===== DATA PROVIDED
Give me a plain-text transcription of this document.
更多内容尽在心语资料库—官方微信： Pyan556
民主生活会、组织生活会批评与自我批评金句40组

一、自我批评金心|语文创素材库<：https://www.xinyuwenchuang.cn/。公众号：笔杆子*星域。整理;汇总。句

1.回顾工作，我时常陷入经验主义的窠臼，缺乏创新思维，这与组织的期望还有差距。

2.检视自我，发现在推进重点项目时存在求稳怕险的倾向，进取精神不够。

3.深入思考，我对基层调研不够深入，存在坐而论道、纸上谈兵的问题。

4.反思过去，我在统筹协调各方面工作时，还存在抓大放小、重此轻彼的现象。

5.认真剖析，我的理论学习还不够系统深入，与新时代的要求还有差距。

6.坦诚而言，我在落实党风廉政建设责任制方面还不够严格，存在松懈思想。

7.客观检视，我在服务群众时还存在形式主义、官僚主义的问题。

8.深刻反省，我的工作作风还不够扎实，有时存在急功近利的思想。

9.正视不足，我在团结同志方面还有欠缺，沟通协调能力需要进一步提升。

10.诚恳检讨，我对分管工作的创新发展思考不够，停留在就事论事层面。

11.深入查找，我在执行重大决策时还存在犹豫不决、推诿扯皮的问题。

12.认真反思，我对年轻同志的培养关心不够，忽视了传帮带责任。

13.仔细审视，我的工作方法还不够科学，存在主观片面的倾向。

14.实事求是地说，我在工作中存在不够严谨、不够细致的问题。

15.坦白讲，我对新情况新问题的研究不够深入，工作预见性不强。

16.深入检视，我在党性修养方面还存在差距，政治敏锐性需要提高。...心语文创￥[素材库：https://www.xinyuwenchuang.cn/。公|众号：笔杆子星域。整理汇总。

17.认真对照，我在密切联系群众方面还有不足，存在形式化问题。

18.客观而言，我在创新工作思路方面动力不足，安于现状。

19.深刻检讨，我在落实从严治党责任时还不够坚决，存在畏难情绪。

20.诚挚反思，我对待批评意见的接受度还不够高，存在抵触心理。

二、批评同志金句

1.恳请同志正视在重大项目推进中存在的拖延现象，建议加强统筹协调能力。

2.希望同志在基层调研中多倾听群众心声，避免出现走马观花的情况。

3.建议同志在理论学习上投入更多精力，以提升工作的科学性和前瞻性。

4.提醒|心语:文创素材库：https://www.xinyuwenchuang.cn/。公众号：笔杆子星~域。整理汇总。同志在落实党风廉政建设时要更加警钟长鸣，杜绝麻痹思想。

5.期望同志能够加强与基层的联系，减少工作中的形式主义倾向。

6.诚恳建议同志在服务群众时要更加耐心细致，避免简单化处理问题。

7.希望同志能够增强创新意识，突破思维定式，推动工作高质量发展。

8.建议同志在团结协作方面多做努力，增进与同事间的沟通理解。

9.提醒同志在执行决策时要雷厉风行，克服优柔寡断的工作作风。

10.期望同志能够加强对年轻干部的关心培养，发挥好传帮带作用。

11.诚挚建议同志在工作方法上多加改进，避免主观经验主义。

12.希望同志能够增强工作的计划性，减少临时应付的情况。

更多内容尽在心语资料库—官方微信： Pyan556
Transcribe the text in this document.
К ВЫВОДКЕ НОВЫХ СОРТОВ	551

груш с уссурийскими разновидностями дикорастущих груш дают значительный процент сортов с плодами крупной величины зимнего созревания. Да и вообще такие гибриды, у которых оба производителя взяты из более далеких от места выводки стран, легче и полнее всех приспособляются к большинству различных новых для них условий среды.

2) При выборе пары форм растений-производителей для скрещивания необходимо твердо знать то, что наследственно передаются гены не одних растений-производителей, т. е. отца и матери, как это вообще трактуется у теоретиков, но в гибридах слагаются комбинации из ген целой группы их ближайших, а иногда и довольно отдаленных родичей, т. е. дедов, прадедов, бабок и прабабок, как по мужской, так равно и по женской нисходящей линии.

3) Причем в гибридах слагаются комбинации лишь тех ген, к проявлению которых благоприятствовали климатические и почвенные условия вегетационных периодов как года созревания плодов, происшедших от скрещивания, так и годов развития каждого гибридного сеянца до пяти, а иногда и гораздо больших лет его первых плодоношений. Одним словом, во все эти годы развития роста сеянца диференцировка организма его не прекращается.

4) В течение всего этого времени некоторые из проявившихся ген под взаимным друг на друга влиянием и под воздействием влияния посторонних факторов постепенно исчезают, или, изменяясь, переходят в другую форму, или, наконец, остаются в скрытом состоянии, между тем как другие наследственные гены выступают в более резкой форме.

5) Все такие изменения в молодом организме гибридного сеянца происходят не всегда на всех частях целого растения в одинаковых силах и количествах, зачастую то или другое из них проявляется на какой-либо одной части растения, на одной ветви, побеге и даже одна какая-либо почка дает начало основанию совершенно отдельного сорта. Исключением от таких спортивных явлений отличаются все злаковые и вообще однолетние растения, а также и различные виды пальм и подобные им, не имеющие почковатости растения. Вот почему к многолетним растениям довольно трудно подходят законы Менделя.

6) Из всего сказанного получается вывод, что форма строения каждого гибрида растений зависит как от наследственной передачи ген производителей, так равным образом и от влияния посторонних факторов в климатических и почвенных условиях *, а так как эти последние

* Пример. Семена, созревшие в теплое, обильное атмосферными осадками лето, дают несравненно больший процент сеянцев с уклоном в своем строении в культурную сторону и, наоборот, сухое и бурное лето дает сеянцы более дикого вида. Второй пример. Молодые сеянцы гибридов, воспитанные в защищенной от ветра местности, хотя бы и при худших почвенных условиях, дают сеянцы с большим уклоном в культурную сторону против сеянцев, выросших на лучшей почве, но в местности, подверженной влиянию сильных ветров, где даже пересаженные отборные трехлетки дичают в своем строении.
==========
# YOUR TASK:
Your task is to repeat the data exactly; please include every line.

# CORRECT RESULT:
Give me a plain-text transcription of this document.
更多内容尽在心语资料库—官方微信： Pyan556
民主生活会、组织生活会批评与自我批评金句40组

一、自我批评金心|语文创素材库<：https://www.xinyuwenchuang.cn/。公众号：笔杆子*星域。整理;汇总。句

1.回顾工作，我时常陷入经验主义的窠臼，缺乏创新思维，这与组织的期望还有差距。

2.检视自我，发现在推进重点项目时存在求稳怕险的倾向，进取精神不够。

3.深入思考，我对基层调研不够深入，存在坐而论道、纸上谈兵的问题。

4.反思过去，我在统筹协调各方面工作时，还存在抓大放小、重此轻彼的现象。

5.认真剖析，我的理论学习还不够系统深入，与新时代的要求还有差距。

6.坦诚而言，我在落实党风廉政建设责任制方面还不够严格，存在松懈思想。

7.客观检视，我在服务群众时还存在形式主义、官僚主义的问题。

8.深刻反省，我的工作作风还不够扎实，有时存在急功近利的思想。

9.正视不足，我在团结同志方面还有欠缺，沟通协调能力需要进一步提升。

10.诚恳检讨，我对分管工作的创新发展思考不够，停留在就事论事层面。

11.深入查找，我在执行重大决策时还存在犹豫不决、推诿扯皮的问题。

12.认真反思，我对年轻同志的培养关心不够，忽视了传帮带责任。

13.仔细审视，我的工作方法还不够科学，存在主观片面的倾向。

14.实事求是地说，我在工作中存在不够严谨、不够细致的问题。

15.坦白讲，我对新情况新问题的研究不够深入，工作预见性不强。

16.深入检视，我在党性修养方面还存在差距，政治敏锐性需要提高。...心语文创￥[素材库：https://www.xinyuwenchuang.cn/。公|众号：笔杆子星域。整理汇总。

17.认真对照，我在密切联系群众方面还有不足，存在形式化问题。

18.客观而言，我在创新工作思路方面动力不足，安于现状。

19.深刻检讨，我在落实从严治党责任时还不够坚决，存在畏难情绪。

20.诚挚反思，我对待批评意见的接受度还不够高，存在抵触心理。

二、批评同志金句

1.恳请同志正视在重大项目推进中存在的拖延现象，建议加强统筹协调能力。

2.希望同志在基层调研中多倾听群众心声，避免出现走马观花的情况。

3.建议同志在理论学习上投入更多精力，以提升工作的科学性和前瞻性。

4.提醒|心语:文创素材库：https://www.xinyuwenchuang.cn/。公众号：笔杆子星~域。整理汇总。同志在落实党风廉政建设时要更加警钟长鸣，杜绝麻痹思想。

5.期望同志能够加强与基层的联系，减少工作中的形式主义倾向。

6.诚恳建议同志在服务群众时要更加耐心细致，避免简单化处理问题。

7.希望同志能够增强创新意识，突破思维定式，推动工作高质量发展。

8.建议同志在团结协作方面多做努力，增进与同事间的沟通理解。

9.提醒同志在执行决策时要雷厉风行，克服优柔寡断的工作作风。

10.期望同志能够加强对年轻干部的关心培养，发挥好传帮带作用。

11.诚挚建议同志在工作方法上多加改进，避免主观经验主义。

12.希望同志能够增强工作的计划性，减少临时应付的情况。

更多内容尽在心语资料库—官方微信： Pyan556
Transcribe the text in this document.
К ВЫВОДКЕ НОВЫХ СОРТОВ	551

груш с уссурийскими разновидностями дикорастущих груш дают значительный процент сортов с плодами крупной величины зимнего созревания. Да и вообще такие гибриды, у которых оба производителя взяты из более далеких от места выводки стран, легче и полнее всех приспособляются к большинству различных новых для них условий среды.

2) При выборе пары форм растений-производителей для скрещивания необходимо твердо знать то, что наследственно передаются гены не одних растений-производителей, т. е. отца и матери, как это вообще трактуется у теоретиков, но в гибридах слагаются комбинации из ген целой группы их ближайших, а иногда и довольно отдаленных родичей, т. е. дедов, прадедов, бабок и прабабок, как по мужской, так равно и по женской нисходящей линии.

3) Причем в гибридах слагаются комбинации лишь тех ген, к проявлению которых благоприятствовали климатические и почвенные условия вегетационных периодов как года созревания плодов, происшедших от скрещивания, так и годов развития каждого гибридного сеянца до пяти, а иногда и гораздо больших лет его первых плодоношений. Одним словом, во все эти годы развития роста сеянца диференцировка организма его не прекращается.

4) В течение всего этого времени некоторые из проявившихся ген под взаимным друг на друга влиянием и под воздействием влияния посторонних факторов постепенно исчезают, или, изменяясь, переходят в другую форму, или, наконец, остаются в скрытом состоянии, между тем как другие наследственные гены выступают в более резкой форме.

5) Все такие изменения в молодом организме гибридного сеянца происходят не всегда на всех частях целого растения в одинаковых силах и количествах, зачастую то или другое из них проявляется на какой-либо одной части растения, на одной ветви, побеге и даже одна какая-либо почка дает начало основанию совершенно отдельного сорта. Исключением от таких спортивных явлений отличаются все злаковые и вообще однолетние растения, а также и различные виды пальм и подобные им, не имеющие почковатости растения. Вот почему к многолетним растениям довольно трудно подходят законы Менделя.

6) Из всего сказанного получается вывод, что форма строения каждого гибрида растений зависит как от наследственной передачи ген производителей, так равным образом и от влияния посторонних факторов в климатических и почвенных условиях *, а так как эти последние

* Пример. Семена, созревшие в теплое, обильное атмосферными осадками лето, дают несравненно больший процент сеянцев с уклоном в своем строении в культурную сторону и, наоборот, сухое и бурное лето дает сеянцы более дикого вида. Второй пример. Молодые сеянцы гибридов, воспитанные в защищенной от ветра местности, хотя бы и при худших почвенных условиях, дают сеянцы с большим уклоном в культурную сторону против сеянцев, выросших на лучшей почве, но в местности, подверженной влиянию сильных ветров, где даже пересаженные отборные трехлетки дичают в своем строении.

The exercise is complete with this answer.